> **GOAL OF THE EXERCISE**
Exact repetition of every entry is required.

------------------------

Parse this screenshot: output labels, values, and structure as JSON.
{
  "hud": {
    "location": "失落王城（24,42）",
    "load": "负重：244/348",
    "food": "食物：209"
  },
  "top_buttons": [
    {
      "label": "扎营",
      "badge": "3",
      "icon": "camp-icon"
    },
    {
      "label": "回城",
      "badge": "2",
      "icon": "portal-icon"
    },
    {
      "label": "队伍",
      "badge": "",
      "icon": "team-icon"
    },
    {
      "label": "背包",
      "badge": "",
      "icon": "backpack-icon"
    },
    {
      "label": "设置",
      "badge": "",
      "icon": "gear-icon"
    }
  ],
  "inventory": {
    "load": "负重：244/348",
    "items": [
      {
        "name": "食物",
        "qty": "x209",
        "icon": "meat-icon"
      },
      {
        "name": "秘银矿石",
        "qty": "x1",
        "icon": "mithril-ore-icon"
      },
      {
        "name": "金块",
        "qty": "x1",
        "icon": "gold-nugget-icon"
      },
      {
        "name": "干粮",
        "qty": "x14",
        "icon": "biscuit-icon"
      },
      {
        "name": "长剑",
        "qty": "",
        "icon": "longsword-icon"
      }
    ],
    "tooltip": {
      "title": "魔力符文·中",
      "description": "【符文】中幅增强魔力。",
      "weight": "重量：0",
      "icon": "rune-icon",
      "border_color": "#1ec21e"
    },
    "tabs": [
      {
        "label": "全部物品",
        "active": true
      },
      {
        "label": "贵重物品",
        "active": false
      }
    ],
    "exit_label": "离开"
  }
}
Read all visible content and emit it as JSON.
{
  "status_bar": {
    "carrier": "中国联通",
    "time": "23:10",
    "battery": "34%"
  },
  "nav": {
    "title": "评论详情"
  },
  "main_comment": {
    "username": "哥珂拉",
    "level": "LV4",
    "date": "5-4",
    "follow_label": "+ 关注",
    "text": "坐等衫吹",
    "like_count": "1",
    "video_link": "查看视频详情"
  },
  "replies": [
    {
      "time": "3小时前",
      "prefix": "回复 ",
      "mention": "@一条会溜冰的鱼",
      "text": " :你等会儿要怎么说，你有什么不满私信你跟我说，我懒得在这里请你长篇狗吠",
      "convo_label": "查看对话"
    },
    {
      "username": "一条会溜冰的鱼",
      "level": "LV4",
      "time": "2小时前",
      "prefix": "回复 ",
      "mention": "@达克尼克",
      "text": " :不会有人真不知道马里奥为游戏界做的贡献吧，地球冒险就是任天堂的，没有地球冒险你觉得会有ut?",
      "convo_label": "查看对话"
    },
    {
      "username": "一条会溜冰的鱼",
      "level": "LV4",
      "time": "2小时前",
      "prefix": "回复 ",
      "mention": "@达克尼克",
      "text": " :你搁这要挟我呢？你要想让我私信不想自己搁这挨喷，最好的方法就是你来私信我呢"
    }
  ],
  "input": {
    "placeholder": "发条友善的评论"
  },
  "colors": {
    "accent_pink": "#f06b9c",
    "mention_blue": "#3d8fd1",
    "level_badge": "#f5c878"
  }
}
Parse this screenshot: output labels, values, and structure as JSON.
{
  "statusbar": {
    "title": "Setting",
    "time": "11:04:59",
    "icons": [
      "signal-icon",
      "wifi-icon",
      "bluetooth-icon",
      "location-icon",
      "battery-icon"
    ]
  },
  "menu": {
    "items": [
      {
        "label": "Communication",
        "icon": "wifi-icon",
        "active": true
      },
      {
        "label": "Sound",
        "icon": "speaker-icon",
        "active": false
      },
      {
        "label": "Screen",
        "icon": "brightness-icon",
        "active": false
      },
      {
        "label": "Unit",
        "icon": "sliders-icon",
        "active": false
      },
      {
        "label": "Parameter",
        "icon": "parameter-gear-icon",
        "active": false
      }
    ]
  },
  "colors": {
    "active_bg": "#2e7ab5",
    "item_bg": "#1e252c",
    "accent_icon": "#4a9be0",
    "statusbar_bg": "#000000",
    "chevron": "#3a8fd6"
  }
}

------------------------

> **SOLVED PROBLEM**
Parse this screenshot: output labels, values, and structure as JSON.
{
  "hud": {
    "location": "失落王城（24,42）",
    "load": "负重：244/348",
    "food": "食物：209"
  },
  "top_buttons": [
    {
      "label": "扎营",
      "badge": "3",
      "icon": "camp-icon"
    },
    {
      "label": "回城",
      "badge": "2",
      "icon": "portal-icon"
    },
    {
      "label": "队伍",
      "badge": "",
      "icon": "team-icon"
    },
    {
      "label": "背包",
      "badge": "",
      "icon": "backpack-icon"
    },
    {
      "label": "设置",
      "badge": "",
      "icon": "gear-icon"
    }
  ],
  "inventory": {
    "load": "负重：244/348",
    "items": [
      {
        "name": "食物",
        "qty": "x209",
        "icon": "meat-icon"
      },
      {
        "name": "秘银矿石",
        "qty": "x1",
        "icon": "mithril-ore-icon"
      },
      {
        "name": "金块",
        "qty": "x1",
        "icon": "gold-nugget-icon"
      },
      {
        "name": "干粮",
        "qty": "x14",
        "icon": "biscuit-icon"
      },
      {
        "name": "长剑",
        "qty": "",
        "icon": "longsword-icon"
      }
    ],
    "tooltip": {
      "title": "魔力符文·中",
      "description": "【符文】中幅增强魔力。",
      "weight": "重量：0",
      "icon": "rune-icon",
      "border_color": "#1ec21e"
    },
    "tabs": [
      {
        "label": "全部物品",
        "active": true
      },
      {
        "label": "贵重物品",
        "active": false
      }
    ],
    "exit_label": "离开"
  }
}
Read all visible content and emit it as JSON.
{
  "status_bar": {
    "carrier": "中国联通",
    "time": "23:10",
    "battery": "34%"
  },
  "nav": {
    "title": "评论详情"
  },
  "main_comment": {
    "username": "哥珂拉",
    "level": "LV4",
    "date": "5-4",
    "follow_label": "+ 关注",
    "text": "坐等衫吹",
    "like_count": "1",
    "video_link": "查看视频详情"
  },
  "replies": [
    {
      "time": "3小时前",
      "prefix": "回复 ",
      "mention": "@一条会溜冰的鱼",
      "text": " :你等会儿要怎么说，你有什么不满私信你跟我说，我懒得在这里请你长篇狗吠",
      "convo_label": "查看对话"
    },
    {
      "username": "一条会溜冰的鱼",
      "level": "LV4",
      "time": "2小时前",
      "prefix": "回复 ",
      "mention": "@达克尼克",
      "text": " :不会有人真不知道马里奥为游戏界做的贡献吧，地球冒险就是任天堂的，没有地球冒险你觉得会有ut?",
      "convo_label": "查看对话"
    },
    {
      "username": "一条会溜冰的鱼",
      "level": "LV4",
      "time": "2小时前",
      "prefix": "回复 ",
      "mention": "@达克尼克",
      "text": " :你搁这要挟我呢？你要想让我私信不想自己搁这挨喷，最好的方法就是你来私信我呢"
    }
  ],
  "input": {
    "placeholder": "发条友善的评论"
  },
  "colors": {
    "accent_pink": "#f06b9c",
    "mention_blue": "#3d8fd1",
    "level_badge": "#f5c878"
  }
}
Parse this screenshot: output labels, values, and structure as JSON.
{
  "statusbar": {
    "title": "Setting",
    "time": "11:04:59",
    "icons": [
      "signal-icon",
      "wifi-icon",
      "bluetooth-icon",
      "location-icon",
      "battery-icon"
    ]
  },
  "menu": {
    "items": [
      {
        "label": "Communication",
        "icon": "wifi-icon",
        "active": true
      },
      {
        "label": "Sound",
        "icon": "speaker-icon",
        "active": false
      },
      {
        "label": "Screen",
        "icon": "brightness-icon",
        "active": false
      },
      {
        "label": "Unit",
        "icon": "sliders-icon",
        "active": false
      },
      {
        "label": "Parameter",
        "icon": "parameter-gear-icon",
        "active": false
      }
    ]
  },
  "colors": {
    "active_bg": "#2e7ab5",
    "item_bg": "#1e252c",
    "accent_icon": "#4a9be0",
    "statusbar_bg": "#000000",
    "chevron": "#3a8fd6"
  }
}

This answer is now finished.